# DO THIS
Look through the material below and give the number of lines holding "史料实证", with no other words.

# DATASET EXTRACT
** start **

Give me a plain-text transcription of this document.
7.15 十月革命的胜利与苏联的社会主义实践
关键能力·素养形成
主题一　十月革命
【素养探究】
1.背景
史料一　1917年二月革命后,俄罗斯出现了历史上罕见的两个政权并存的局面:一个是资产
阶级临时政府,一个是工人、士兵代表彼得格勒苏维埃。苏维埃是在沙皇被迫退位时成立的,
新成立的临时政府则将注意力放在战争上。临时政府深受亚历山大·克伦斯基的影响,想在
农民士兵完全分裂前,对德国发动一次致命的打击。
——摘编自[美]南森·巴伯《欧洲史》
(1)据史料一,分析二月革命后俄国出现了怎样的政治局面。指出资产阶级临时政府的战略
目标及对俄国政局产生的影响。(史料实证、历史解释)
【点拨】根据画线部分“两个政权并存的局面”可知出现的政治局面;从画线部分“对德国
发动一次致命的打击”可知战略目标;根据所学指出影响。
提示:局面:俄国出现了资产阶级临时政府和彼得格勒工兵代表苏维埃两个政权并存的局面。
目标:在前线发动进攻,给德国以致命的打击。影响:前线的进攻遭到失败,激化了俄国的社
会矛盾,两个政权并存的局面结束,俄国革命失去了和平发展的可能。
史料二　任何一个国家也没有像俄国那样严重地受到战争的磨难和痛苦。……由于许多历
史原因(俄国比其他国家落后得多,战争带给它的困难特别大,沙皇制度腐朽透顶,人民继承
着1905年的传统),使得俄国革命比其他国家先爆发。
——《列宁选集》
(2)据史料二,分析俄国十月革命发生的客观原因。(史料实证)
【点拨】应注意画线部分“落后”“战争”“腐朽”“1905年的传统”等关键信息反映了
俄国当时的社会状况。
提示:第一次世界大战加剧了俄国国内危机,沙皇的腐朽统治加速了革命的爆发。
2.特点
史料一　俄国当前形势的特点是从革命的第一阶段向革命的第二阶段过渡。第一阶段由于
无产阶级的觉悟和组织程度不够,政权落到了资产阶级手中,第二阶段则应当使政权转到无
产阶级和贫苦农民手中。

** end **

# THE COMPLETED TASK
2